====== Task material

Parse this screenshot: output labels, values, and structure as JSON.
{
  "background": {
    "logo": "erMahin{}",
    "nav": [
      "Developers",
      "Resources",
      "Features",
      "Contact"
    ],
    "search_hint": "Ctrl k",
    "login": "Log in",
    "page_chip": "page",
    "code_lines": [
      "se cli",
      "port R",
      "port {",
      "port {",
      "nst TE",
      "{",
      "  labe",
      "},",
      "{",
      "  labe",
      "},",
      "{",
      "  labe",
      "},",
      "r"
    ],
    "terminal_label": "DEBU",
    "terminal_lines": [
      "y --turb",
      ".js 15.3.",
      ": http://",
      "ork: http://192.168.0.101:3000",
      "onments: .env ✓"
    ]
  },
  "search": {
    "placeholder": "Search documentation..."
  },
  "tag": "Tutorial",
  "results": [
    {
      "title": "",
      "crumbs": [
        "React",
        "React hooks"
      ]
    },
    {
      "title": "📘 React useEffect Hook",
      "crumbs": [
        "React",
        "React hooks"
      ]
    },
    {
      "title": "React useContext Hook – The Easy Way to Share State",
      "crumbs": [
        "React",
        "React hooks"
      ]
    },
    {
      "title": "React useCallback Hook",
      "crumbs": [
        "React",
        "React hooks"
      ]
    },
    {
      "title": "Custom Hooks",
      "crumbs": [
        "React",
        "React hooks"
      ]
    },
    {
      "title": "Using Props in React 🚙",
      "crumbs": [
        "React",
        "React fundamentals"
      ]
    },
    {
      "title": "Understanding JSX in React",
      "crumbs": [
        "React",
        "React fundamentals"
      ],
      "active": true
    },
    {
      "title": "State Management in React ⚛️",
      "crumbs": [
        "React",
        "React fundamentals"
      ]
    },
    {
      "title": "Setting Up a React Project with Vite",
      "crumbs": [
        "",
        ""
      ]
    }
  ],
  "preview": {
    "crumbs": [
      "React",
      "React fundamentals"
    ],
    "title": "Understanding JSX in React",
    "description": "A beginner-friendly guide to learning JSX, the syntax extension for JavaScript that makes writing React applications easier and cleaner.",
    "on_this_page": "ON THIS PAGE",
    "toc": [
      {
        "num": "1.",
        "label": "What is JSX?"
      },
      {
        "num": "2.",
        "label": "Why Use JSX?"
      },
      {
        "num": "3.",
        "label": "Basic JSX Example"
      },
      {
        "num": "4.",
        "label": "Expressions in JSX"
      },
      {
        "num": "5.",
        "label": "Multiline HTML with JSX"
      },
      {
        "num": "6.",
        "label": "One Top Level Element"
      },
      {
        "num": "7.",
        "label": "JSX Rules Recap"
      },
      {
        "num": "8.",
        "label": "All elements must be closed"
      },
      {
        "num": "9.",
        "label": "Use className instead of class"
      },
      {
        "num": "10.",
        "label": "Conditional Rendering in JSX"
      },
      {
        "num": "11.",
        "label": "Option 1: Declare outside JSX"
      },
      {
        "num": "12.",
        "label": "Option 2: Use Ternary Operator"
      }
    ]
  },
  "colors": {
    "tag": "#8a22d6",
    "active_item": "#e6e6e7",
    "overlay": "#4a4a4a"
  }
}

============

## Stated exercise:
Return every line from the records above that holds the word "title".

## Expected output:
      "title": "",
      "title": "📘 React useEffect Hook",
      "title": "React useContext Hook – The Easy Way to Share State",
      "title": "React useCallback Hook",
      "title": "Custom Hooks",
      "title": "Using Props in React 🚙",
      "title": "Understanding JSX in React",
      "title": "State Management in React ⚛️",
      "title": "Setting Up a React Project with Vite",
    "title": "Understanding JSX in React",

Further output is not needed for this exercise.